**Aim**. Report all lines from the entries below in which "with" appears.

>> Begin Records for the exercise

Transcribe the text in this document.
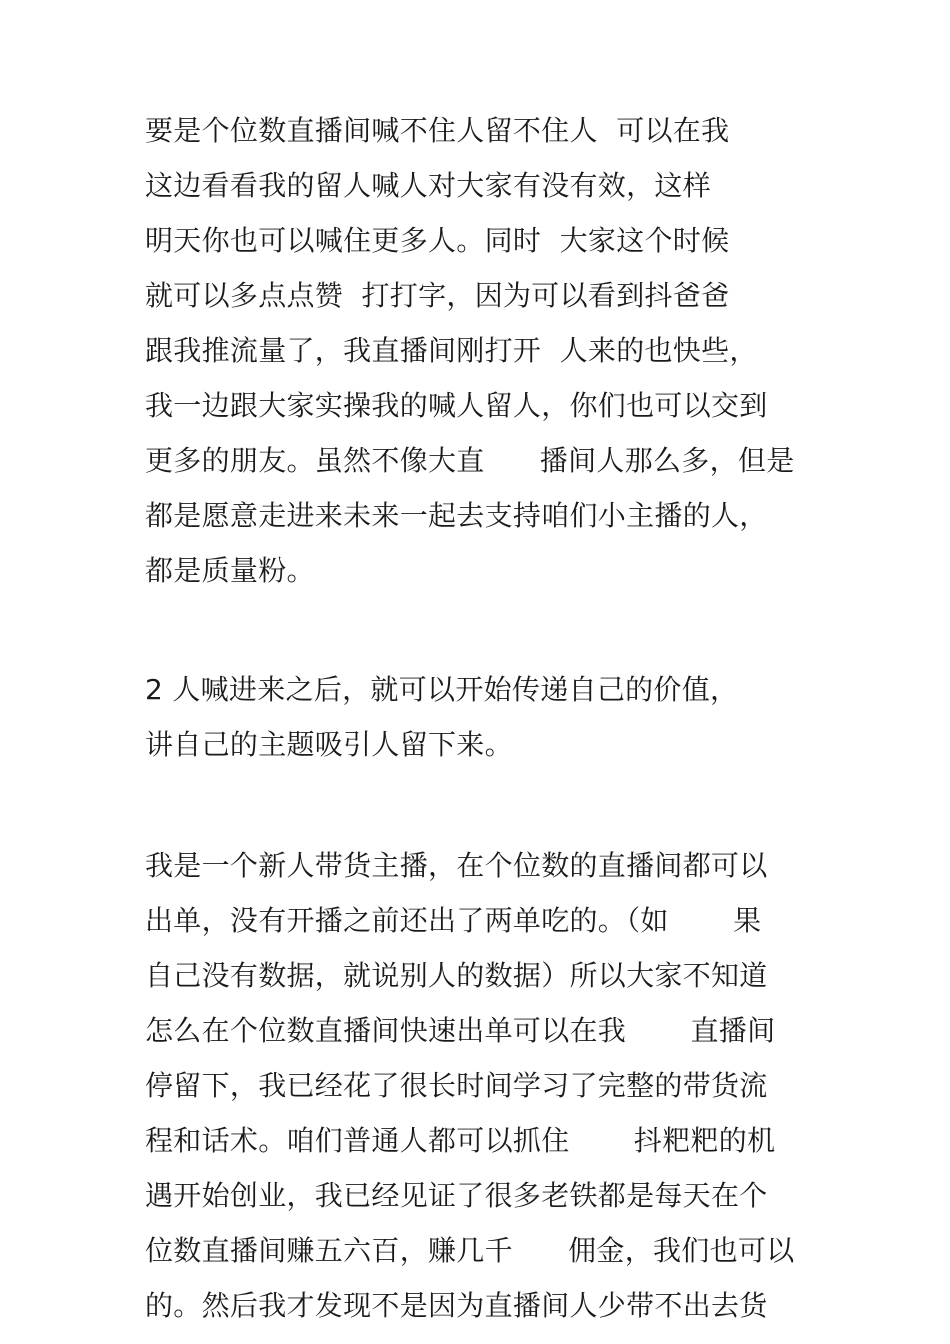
要是个位数直播间喊不住人留不住人  可以在我
这边看看我的留人喊人对大家有没有效，这样
明天你也可以喊住更多人。同时  大家这个时候
就可以多点点赞  打打字，因为可以看到抖爸爸
跟我推流量了，我直播间刚打开  人来的也快些，
我一边跟大家实操我的喊人留人，你们也可以交到
更多的朋友。虽然不像大直      播间人那么多，但是
都是愿意走进来未来一起去支持咱们小主播的人，
都是质量粉。
2 人喊进来之后，就可以开始传递自己的价值，
讲自己的主题吸引人留下来。
我是一个新人带货主播，在个位数的直播间都可以
出单，没有开播之前还出了两单吃的。（如       果
自己没有数据，就说别人的数据）所以大家不知道
怎么在个位数直播间快速出单可以在我       直播间
停留下，我已经花了很长时间学习了完整的带货流
程和话术。咱们普通人都可以抓住       抖粑粑的机
遇开始创业，我已经见证了很多老铁都是每天在个
位数直播间赚五六百，赚几千      佣金，我们也可以
的。然后我才发现不是因为直播间人少带不出去货
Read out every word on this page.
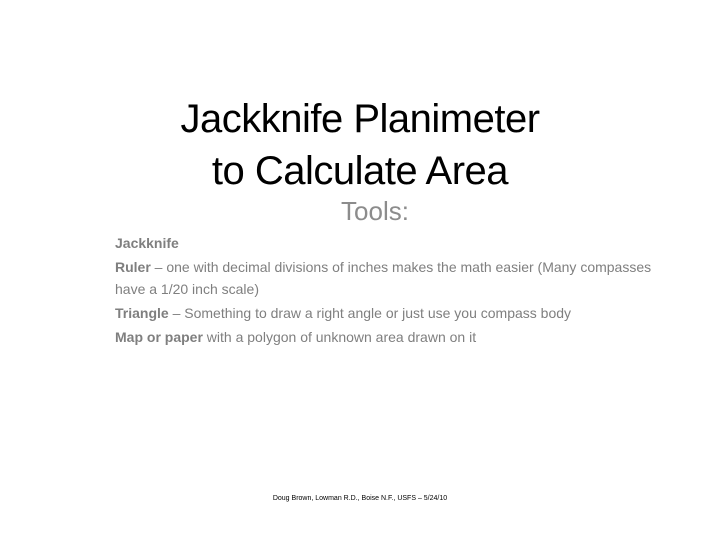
Jackknife Planimeter
to Calculate Area
Tools:

Jackknife

Ruler – one with decimal divisions of inches makes the math easier (Many compasses have a 1/20 inch scale)

Triangle – Something to draw a right angle or just use you compass body

Map or paper with a polygon of unknown area drawn on it

Doug Brown, Lowman R.D., Boise N.F., USFS – 5/24/10
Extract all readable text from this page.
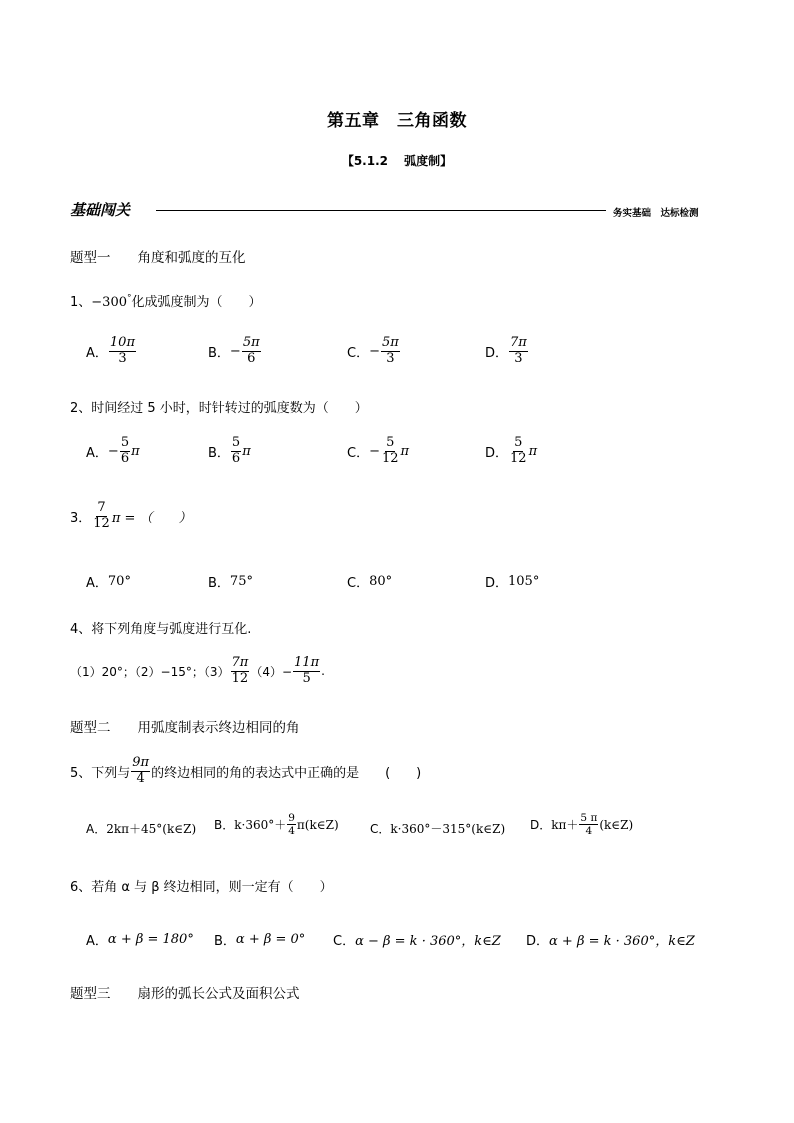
第五章　三角函数
【5.1.2　 弧度制】
基础闯关	务实基础　达标检测
题型一　　角度和弧度的互化
1、−300°化成弧度制为（　　）
A． $\frac{10\pi}{3}$	B． − $\frac{5\pi}{6}$	C． − $\frac{5\pi}{3}$	D． $\frac{7\pi}{3}$
2、时间经过 5 小时，时针转过的弧度数为（　　）
A． − $\frac{5}{6}$ π	B． $\frac{5}{6}$ π	C． − $\frac{5}{12}$ π	D． $\frac{5}{12}$ π
3． $\frac{7}{12}$ π = （　　）
A． 70°	B． 75°	C． 80°	D． 105°
4、将下列角度与弧度进行互化.
（1）20°；（2）−15°；$(3) \frac{7\pi}{12} (4)- \frac{11\pi}{5}$ .
题型二　　用弧度制表示终边相同的角
5、下列与 $\frac{9\pi}{4}$ 的终边相同的角的表达式中正确的是　　(　　)
A． 2kπ＋45°(k∈Z) B． $k\cdot 360^\circ+ \frac{9}{4}$ π(k∈Z)	C． k·360°－315°(k∈Z) D． $k\pi+ \frac{5 \pi}{4}$ (k∈Z)
6、若角 α 与 β 终边相同，则一定有（　　）
A． α + β = 180° B． α + β = 0° C． α − β = k · 360°，k∈Z D． α + β = k · 360°，k∈Z
题型三　　扇形的弧长公式及面积公式
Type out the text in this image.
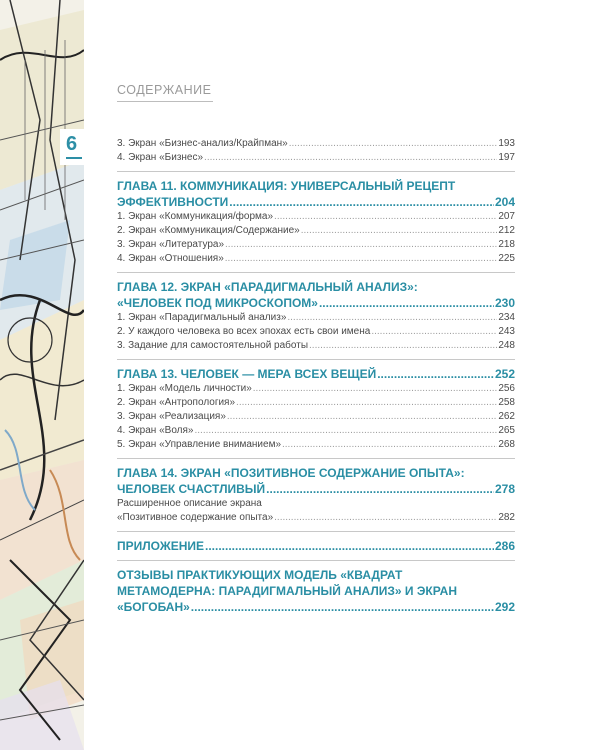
6
СОДЕРЖАНИЕ
3. Экран «Бизнес-анализ/Крайпман» .....	193
4. Экран «Бизнес» .....	197
ГЛАВА 11. КОММУНИКАЦИЯ: УНИВЕРСАЛЬНЫЙ РЕЦЕПТ
ЭФФЕКТИВНОСТИ .....	204
1. Экран «Коммуникация/форма» .....	207
2. Экран «Коммуникация/Содержание» .....	212
3. Экран «Литература» .....	218
4. Экран «Отношения» .....	225
ГЛАВА 12. ЭКРАН «ПАРАДИГМАЛЬНЫЙ АНАЛИЗ»:
«ЧЕЛОВЕК ПОД МИКРОСКОПОМ» .....	230
1. Экран «Парадигмальный анализ» .....	234
2. У каждого человека во всех эпохах есть свои имена .....	243
3. Задание для самостоятельной работы .....	248
ГЛАВА 13. ЧЕЛОВЕК — МЕРА ВСЕХ ВЕЩЕЙ .....	252
1. Экран «Модель личности» .....	256
2. Экран «Антропология» .....	258
3. Экран «Реализация» .....	262
4. Экран «Воля» .....	265
5. Экран «Управление вниманием» .....	268
ГЛАВА 14. ЭКРАН «ПОЗИТИВНОЕ СОДЕРЖАНИЕ ОПЫТА»:
ЧЕЛОВЕК СЧАСТЛИВЫЙ .....	278
Расширенное описание экрана
«Позитивное содержание опыта» .....	282
ПРИЛОЖЕНИЕ .....	286
ОТЗЫВЫ ПРАКТИКУЮЩИХ МОДЕЛЬ «КВАДРАТ
МЕТАМОДЕРНА: ПАРАДИГМАЛЬНЫЙ АНАЛИЗ» И ЭКРАН
«БОГОБАН» .....	292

>> End Records for the exercise

**Solution to this problem**.
Ruler – one with decimal divisions of inches makes the math easier (Many compasses have a 1/20 inch scale)
Map or paper with a polygon of unknown area drawn on it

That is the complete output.